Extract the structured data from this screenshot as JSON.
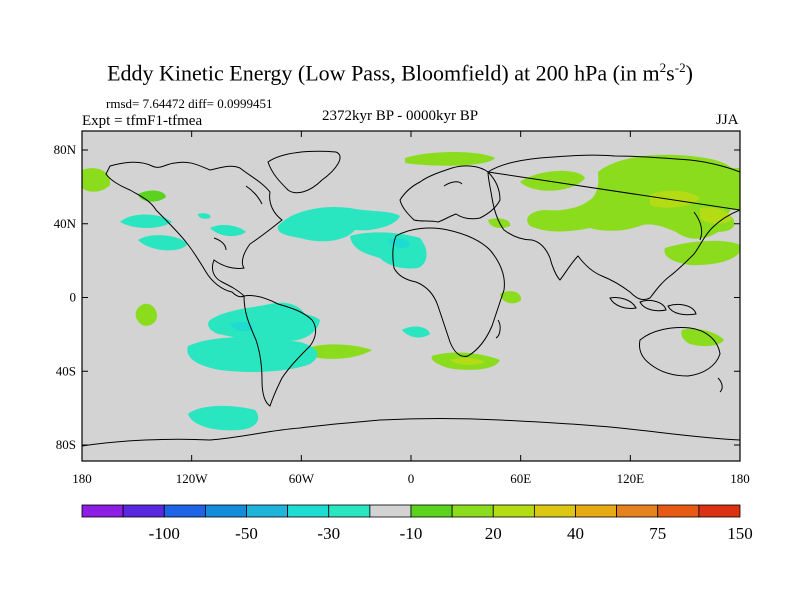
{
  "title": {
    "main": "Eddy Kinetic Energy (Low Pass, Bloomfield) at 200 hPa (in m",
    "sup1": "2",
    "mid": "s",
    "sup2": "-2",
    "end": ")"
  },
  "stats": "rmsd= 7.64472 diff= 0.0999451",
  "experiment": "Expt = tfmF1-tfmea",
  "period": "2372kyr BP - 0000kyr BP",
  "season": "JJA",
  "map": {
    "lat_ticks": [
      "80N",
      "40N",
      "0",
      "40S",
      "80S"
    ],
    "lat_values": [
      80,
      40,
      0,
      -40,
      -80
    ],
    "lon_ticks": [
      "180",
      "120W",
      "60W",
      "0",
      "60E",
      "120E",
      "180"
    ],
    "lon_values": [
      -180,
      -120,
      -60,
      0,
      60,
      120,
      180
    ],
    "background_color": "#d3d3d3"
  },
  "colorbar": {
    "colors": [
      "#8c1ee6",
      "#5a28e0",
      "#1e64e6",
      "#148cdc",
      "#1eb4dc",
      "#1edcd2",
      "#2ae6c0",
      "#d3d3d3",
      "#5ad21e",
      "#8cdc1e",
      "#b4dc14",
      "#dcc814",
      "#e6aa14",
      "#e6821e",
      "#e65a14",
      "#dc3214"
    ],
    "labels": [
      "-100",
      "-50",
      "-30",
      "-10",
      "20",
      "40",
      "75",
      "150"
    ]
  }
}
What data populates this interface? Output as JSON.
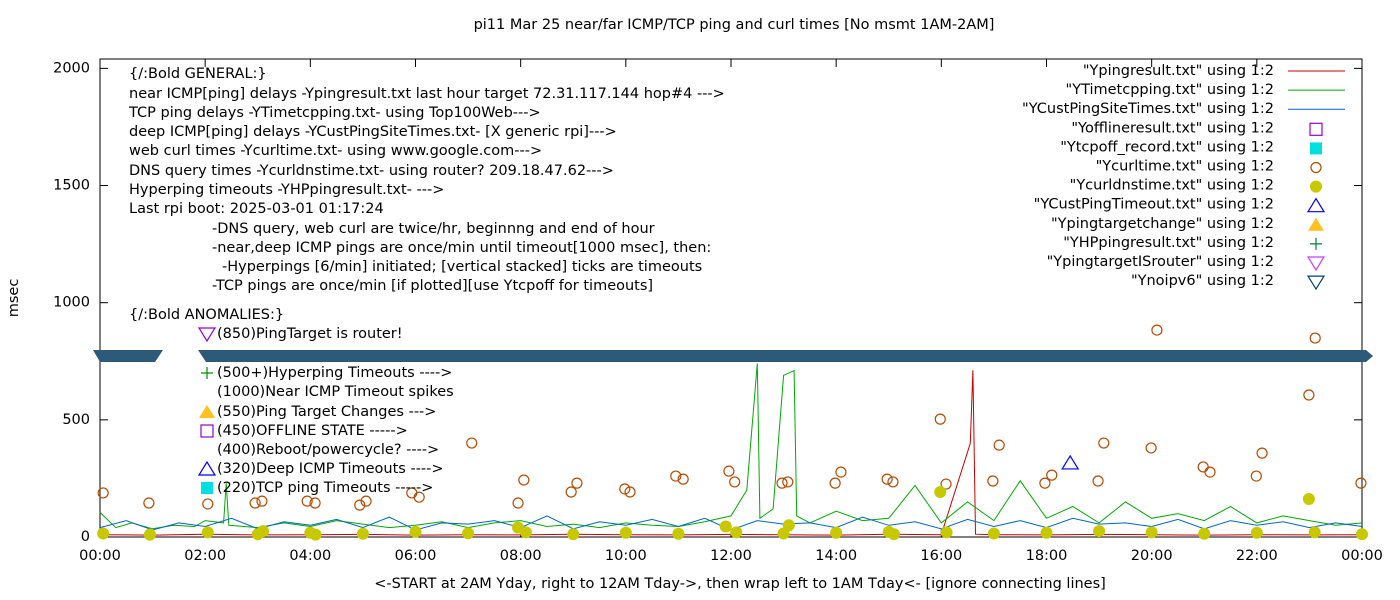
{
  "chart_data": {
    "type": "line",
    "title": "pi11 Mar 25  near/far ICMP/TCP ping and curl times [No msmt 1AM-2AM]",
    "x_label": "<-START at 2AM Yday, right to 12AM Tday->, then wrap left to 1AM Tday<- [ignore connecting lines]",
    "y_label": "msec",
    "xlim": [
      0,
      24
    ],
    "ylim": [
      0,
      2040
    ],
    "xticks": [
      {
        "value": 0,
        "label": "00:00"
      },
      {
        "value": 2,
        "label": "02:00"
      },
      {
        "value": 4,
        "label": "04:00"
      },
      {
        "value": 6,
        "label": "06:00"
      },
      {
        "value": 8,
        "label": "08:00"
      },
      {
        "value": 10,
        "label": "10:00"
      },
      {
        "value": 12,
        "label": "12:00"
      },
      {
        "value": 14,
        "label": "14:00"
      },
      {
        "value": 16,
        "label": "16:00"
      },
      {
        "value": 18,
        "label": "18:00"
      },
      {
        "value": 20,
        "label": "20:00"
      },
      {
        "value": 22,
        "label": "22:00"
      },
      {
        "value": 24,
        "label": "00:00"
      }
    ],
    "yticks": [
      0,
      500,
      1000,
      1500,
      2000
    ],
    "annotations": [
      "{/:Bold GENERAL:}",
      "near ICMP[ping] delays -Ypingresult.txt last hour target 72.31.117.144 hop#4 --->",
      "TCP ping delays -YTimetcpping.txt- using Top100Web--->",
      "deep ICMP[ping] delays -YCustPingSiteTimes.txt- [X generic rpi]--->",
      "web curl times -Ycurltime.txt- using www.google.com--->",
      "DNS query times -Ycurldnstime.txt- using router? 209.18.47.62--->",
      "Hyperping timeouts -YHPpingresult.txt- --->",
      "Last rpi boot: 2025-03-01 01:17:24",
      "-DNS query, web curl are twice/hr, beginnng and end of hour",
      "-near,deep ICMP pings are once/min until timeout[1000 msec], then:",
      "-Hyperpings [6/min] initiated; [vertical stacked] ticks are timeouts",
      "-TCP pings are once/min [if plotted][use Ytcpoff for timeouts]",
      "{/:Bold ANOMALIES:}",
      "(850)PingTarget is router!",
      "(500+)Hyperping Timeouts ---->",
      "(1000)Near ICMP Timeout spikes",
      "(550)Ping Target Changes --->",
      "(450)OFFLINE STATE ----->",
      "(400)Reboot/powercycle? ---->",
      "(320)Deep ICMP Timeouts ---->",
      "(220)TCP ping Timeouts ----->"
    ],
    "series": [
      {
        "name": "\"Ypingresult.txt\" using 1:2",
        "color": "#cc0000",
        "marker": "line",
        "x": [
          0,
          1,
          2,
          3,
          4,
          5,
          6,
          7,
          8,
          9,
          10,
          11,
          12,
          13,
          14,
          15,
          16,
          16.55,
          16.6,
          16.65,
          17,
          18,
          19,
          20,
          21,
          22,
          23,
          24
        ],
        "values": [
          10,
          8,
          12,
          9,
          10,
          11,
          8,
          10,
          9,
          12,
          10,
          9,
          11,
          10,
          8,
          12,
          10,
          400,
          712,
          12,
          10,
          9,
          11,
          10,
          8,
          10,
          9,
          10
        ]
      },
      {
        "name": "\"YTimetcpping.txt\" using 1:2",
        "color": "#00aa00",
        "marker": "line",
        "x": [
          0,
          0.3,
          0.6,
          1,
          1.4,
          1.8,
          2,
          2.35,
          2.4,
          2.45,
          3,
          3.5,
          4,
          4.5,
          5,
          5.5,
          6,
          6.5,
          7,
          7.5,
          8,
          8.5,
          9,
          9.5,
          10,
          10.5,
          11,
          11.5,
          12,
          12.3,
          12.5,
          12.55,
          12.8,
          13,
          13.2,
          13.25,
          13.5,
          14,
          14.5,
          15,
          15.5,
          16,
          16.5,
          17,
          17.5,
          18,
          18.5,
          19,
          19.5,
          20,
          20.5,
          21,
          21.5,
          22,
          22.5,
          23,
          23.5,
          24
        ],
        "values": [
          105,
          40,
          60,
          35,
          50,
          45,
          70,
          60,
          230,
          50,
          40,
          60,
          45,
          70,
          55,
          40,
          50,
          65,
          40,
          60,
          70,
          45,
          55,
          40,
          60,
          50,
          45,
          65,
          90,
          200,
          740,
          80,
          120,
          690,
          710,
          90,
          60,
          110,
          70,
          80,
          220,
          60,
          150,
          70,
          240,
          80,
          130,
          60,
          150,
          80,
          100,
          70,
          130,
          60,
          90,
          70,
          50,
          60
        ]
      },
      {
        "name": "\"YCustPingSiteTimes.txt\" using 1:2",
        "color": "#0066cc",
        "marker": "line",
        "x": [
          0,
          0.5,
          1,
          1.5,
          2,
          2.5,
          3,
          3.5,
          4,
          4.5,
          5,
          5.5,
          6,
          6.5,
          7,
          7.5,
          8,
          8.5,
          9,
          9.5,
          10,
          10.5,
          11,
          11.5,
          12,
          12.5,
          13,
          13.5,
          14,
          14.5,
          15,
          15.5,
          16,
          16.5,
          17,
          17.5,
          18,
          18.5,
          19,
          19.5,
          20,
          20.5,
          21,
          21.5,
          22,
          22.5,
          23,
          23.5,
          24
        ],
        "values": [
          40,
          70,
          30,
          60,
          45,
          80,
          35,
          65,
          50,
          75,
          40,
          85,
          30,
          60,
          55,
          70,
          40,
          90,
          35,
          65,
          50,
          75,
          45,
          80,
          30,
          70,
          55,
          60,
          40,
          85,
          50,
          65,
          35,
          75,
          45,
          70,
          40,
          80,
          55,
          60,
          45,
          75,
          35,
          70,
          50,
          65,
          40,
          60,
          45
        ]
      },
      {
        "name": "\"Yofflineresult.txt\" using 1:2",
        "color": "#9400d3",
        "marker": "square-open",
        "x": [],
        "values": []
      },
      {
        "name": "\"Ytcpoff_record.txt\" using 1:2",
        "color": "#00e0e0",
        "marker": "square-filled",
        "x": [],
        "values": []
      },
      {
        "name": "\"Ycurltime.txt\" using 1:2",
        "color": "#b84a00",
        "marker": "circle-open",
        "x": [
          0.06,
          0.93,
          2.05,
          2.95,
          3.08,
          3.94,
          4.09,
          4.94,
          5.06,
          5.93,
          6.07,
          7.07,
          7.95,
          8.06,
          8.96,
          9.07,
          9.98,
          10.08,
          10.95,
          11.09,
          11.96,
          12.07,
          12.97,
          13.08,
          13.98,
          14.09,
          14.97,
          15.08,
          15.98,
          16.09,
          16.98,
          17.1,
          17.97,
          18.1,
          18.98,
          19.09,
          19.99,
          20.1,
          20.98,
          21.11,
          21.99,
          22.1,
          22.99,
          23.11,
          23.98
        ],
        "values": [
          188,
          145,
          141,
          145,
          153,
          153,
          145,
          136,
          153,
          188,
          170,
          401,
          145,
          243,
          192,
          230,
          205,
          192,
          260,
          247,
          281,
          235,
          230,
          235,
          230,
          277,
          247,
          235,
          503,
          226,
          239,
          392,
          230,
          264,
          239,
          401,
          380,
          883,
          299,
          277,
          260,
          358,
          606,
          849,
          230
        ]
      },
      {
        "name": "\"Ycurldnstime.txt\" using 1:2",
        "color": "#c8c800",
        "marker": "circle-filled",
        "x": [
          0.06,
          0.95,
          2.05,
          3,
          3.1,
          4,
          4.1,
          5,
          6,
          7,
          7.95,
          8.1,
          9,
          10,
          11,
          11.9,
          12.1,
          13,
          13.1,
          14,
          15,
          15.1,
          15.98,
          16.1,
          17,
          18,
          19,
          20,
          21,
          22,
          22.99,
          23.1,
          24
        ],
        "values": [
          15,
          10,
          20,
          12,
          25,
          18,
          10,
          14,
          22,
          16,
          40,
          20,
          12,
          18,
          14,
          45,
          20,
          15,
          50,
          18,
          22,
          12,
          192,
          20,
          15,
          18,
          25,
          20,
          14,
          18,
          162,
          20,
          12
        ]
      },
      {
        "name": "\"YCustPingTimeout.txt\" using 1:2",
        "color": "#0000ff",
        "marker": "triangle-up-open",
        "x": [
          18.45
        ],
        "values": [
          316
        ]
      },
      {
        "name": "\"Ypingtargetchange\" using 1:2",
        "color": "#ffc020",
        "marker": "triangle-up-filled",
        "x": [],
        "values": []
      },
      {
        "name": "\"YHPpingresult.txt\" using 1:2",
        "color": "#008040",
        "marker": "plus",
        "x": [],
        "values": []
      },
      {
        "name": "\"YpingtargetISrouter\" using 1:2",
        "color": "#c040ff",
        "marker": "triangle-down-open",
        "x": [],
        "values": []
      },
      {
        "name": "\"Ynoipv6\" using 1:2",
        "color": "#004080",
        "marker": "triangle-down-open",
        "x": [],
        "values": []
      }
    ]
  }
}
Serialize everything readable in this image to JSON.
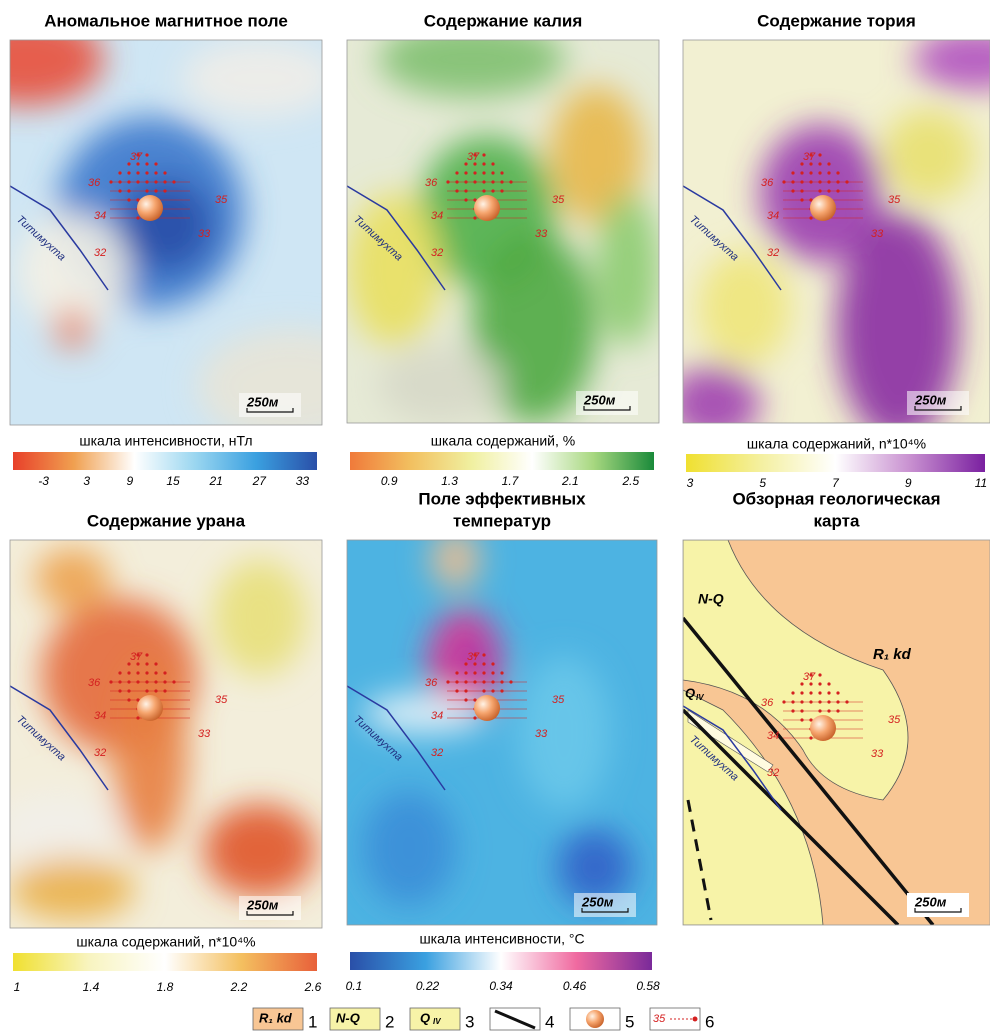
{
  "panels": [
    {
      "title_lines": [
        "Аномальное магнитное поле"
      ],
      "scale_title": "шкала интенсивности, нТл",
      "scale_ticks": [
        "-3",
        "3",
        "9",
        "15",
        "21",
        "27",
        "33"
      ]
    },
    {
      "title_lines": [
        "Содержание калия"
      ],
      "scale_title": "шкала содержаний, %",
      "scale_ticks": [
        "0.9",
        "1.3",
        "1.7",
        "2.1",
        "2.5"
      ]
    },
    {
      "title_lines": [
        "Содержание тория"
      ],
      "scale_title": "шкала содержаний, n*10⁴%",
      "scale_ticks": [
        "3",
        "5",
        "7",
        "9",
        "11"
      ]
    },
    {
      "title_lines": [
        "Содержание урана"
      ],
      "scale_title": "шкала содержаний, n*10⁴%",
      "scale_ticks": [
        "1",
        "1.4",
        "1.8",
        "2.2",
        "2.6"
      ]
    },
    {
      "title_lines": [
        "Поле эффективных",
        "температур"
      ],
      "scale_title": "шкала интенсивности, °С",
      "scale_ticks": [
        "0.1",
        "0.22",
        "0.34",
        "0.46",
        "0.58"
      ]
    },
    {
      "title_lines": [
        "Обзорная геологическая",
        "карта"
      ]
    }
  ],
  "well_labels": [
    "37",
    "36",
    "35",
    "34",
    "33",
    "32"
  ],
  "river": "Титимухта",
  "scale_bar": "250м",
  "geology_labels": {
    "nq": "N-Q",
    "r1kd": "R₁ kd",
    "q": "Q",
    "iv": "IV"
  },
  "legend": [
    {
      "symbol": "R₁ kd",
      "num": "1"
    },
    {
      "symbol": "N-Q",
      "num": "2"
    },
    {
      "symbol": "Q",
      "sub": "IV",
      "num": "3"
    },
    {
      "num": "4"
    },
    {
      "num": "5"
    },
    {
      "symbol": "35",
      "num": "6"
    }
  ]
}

=======

▶ EXERCISE TASK
Each line in the listing above that contains "filled" should be copied.

▶ TASK ANSWER
        "marker": "square-filled",
        "marker": "circle-filled",
        "marker": "triangle-up-filled",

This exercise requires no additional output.